AIM. How many of the lines below include "Knjžete"? Give the number and no other words.

[Extracted data entries]
——————
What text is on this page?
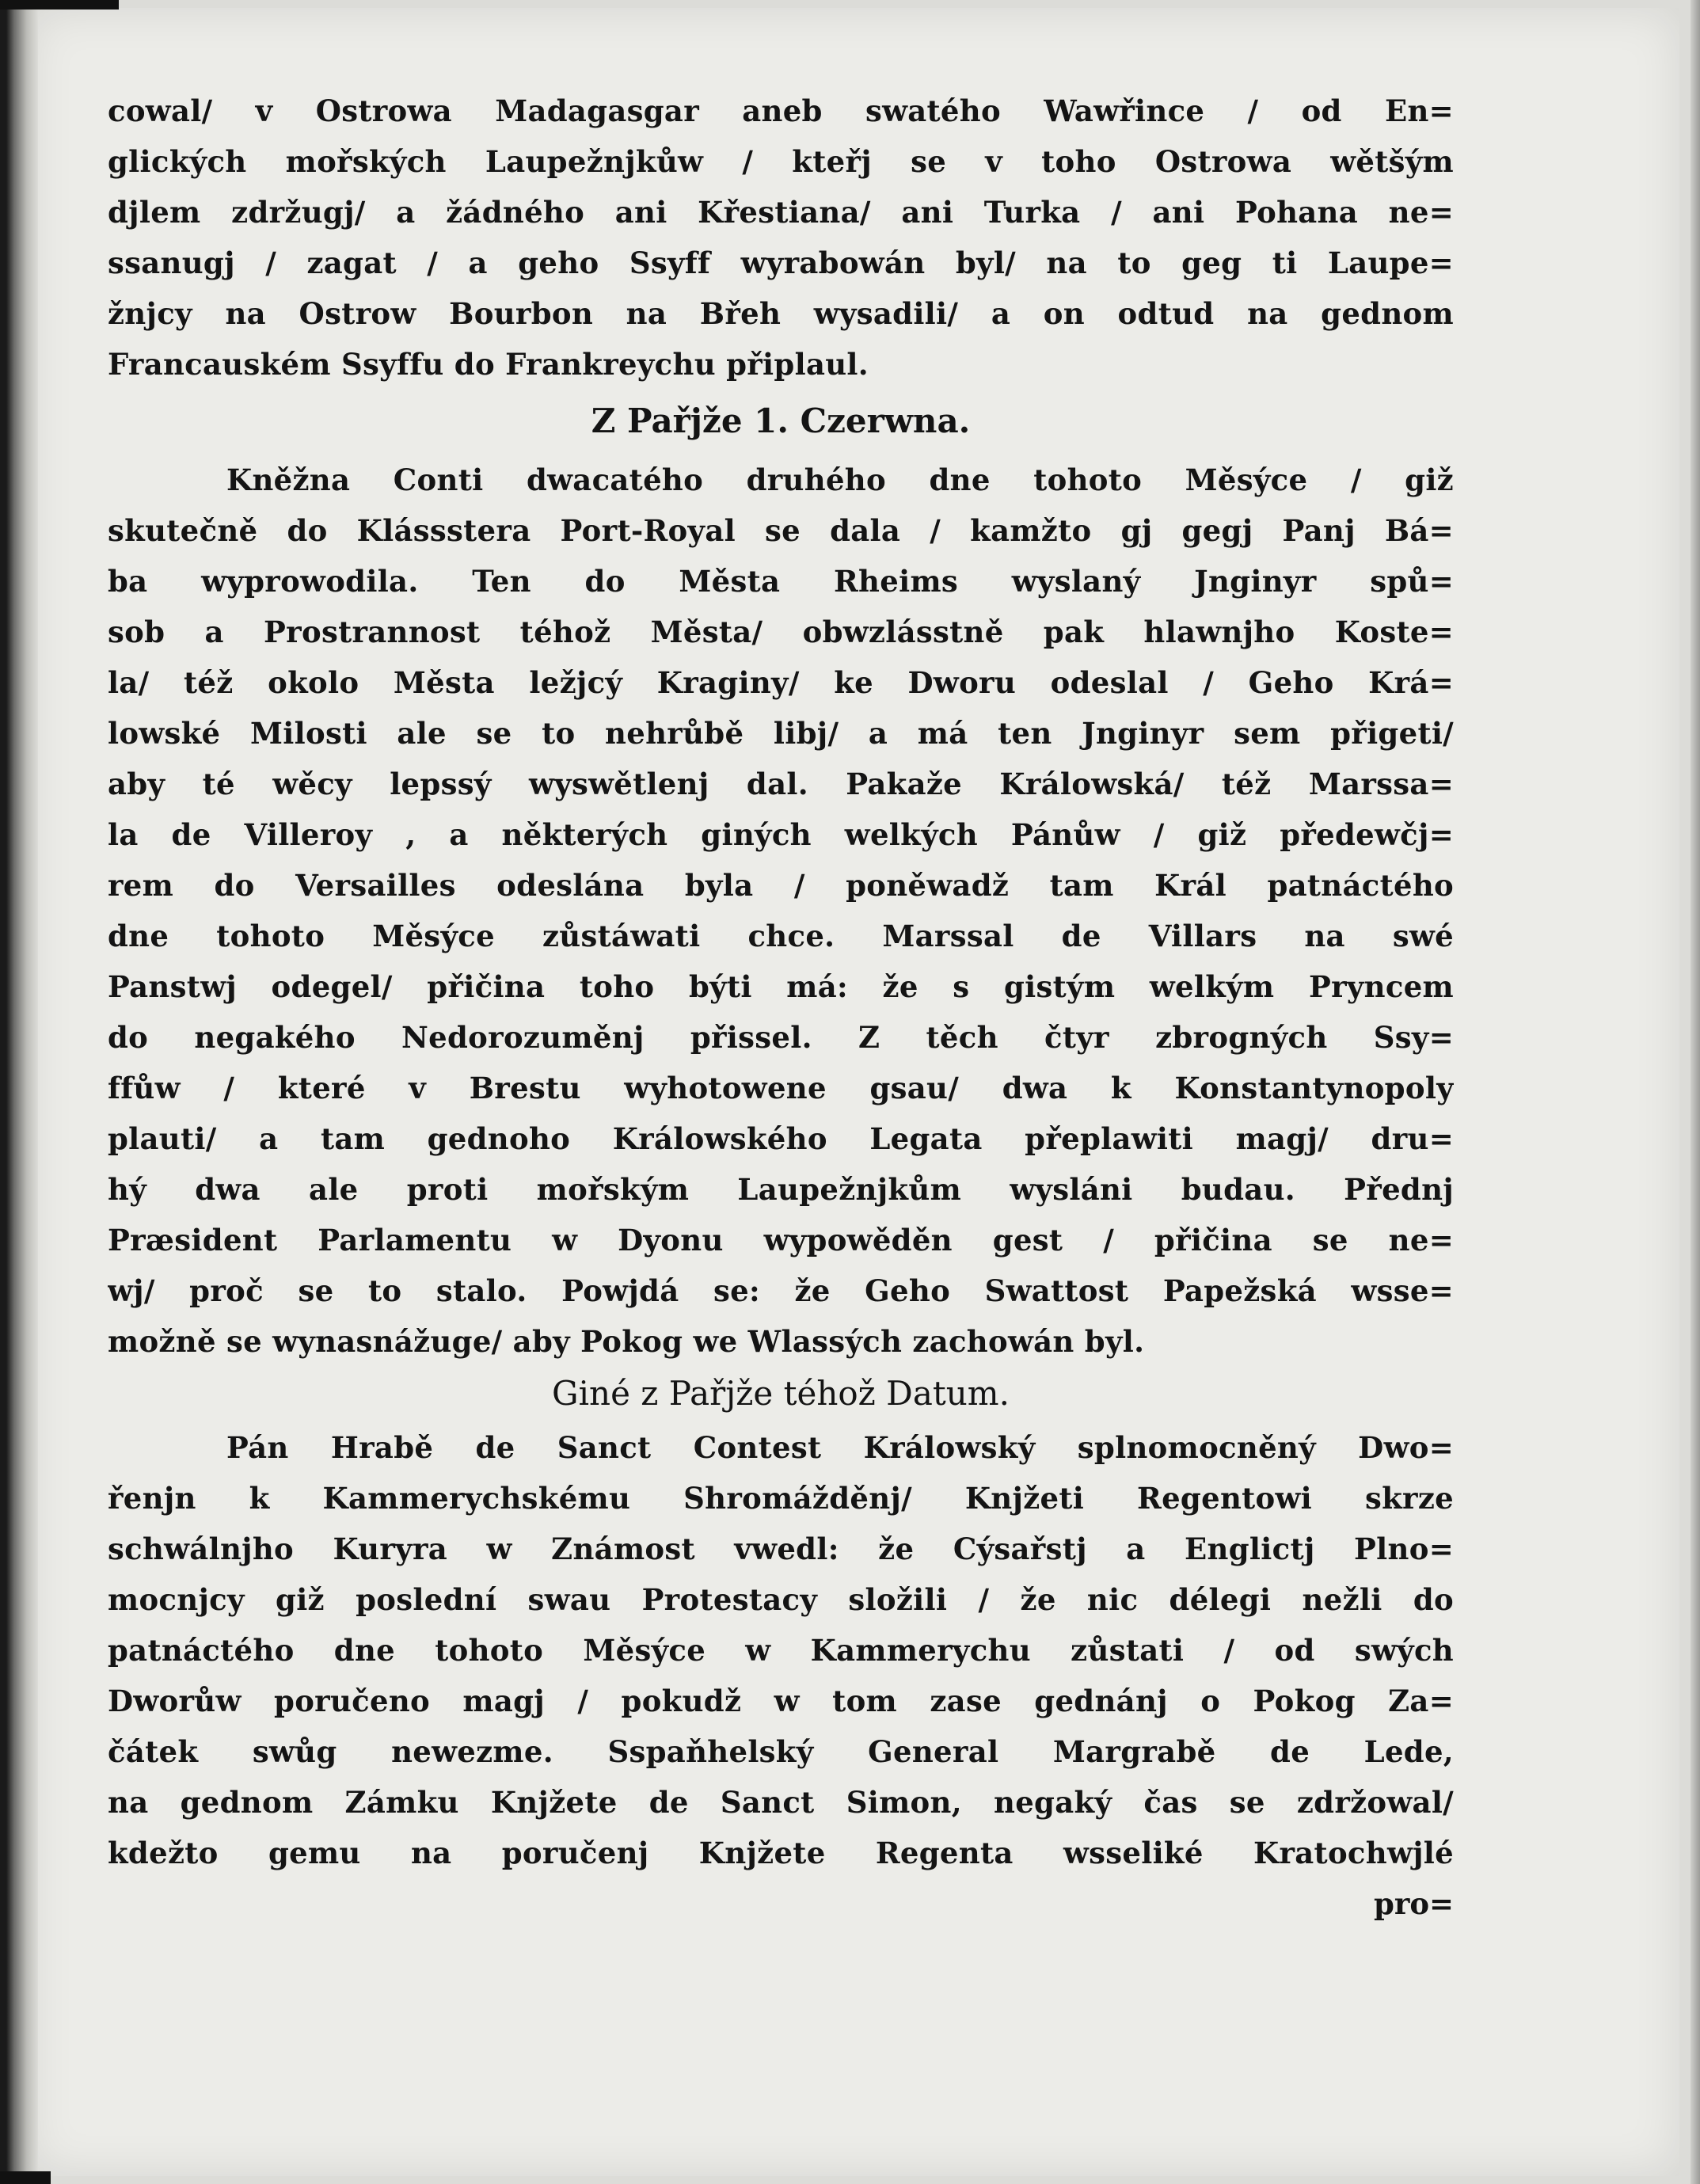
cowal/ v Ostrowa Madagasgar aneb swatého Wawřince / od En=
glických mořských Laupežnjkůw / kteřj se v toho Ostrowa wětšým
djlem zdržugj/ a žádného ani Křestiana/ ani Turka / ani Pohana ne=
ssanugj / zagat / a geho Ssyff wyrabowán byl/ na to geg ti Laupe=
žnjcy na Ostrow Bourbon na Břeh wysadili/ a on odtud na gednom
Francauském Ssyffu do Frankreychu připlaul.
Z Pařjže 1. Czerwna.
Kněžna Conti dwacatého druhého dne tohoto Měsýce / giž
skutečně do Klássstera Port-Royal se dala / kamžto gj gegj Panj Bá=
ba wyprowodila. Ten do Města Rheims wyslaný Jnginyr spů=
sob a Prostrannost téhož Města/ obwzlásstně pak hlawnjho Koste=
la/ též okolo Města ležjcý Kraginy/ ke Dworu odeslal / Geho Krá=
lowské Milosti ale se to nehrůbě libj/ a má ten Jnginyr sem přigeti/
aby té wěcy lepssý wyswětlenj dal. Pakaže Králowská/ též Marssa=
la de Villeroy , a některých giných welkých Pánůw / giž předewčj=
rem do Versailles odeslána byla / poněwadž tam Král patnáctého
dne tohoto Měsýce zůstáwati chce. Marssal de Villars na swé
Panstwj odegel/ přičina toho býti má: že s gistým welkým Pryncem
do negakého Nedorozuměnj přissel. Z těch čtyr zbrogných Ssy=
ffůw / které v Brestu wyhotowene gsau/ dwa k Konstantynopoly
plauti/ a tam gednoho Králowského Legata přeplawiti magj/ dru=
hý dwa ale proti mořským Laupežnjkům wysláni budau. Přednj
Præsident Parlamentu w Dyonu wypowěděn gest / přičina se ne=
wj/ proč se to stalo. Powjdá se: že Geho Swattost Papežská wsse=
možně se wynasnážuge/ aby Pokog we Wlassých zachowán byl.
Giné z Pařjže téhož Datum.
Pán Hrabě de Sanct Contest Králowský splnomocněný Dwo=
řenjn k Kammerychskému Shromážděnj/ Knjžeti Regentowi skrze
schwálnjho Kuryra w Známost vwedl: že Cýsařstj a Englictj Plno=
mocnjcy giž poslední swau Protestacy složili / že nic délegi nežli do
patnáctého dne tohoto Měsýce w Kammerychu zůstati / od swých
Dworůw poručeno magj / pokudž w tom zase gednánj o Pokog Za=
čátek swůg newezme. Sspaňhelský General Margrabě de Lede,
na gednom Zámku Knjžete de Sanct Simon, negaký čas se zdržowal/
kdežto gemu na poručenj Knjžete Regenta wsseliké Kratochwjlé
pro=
——————
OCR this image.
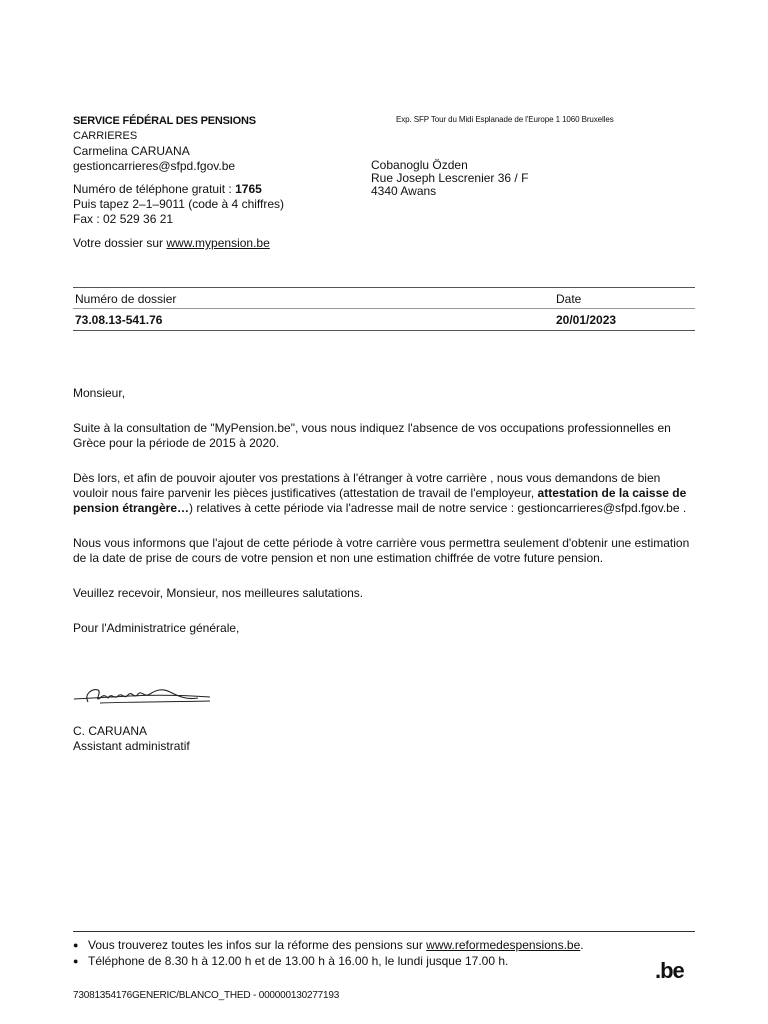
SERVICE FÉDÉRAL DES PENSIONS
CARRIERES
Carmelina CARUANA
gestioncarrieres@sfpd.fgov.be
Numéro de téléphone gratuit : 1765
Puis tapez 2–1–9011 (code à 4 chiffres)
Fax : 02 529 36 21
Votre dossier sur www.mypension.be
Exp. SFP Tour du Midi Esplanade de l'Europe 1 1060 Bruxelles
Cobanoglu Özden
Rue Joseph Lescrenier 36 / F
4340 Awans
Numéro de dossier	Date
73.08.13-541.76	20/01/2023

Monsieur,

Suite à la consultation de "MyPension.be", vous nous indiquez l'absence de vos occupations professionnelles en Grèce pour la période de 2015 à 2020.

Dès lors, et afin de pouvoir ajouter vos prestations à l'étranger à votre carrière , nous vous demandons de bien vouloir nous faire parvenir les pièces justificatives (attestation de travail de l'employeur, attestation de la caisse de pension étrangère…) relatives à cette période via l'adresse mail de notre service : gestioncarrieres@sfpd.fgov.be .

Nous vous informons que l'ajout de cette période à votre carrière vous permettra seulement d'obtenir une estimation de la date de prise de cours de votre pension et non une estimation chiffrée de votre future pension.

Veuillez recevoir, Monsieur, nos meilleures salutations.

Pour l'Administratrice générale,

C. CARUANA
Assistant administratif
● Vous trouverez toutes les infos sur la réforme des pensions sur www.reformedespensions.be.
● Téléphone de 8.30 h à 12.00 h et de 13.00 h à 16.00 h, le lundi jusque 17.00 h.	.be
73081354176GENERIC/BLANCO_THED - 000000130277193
——————
COMPLETE RESPONSE. 2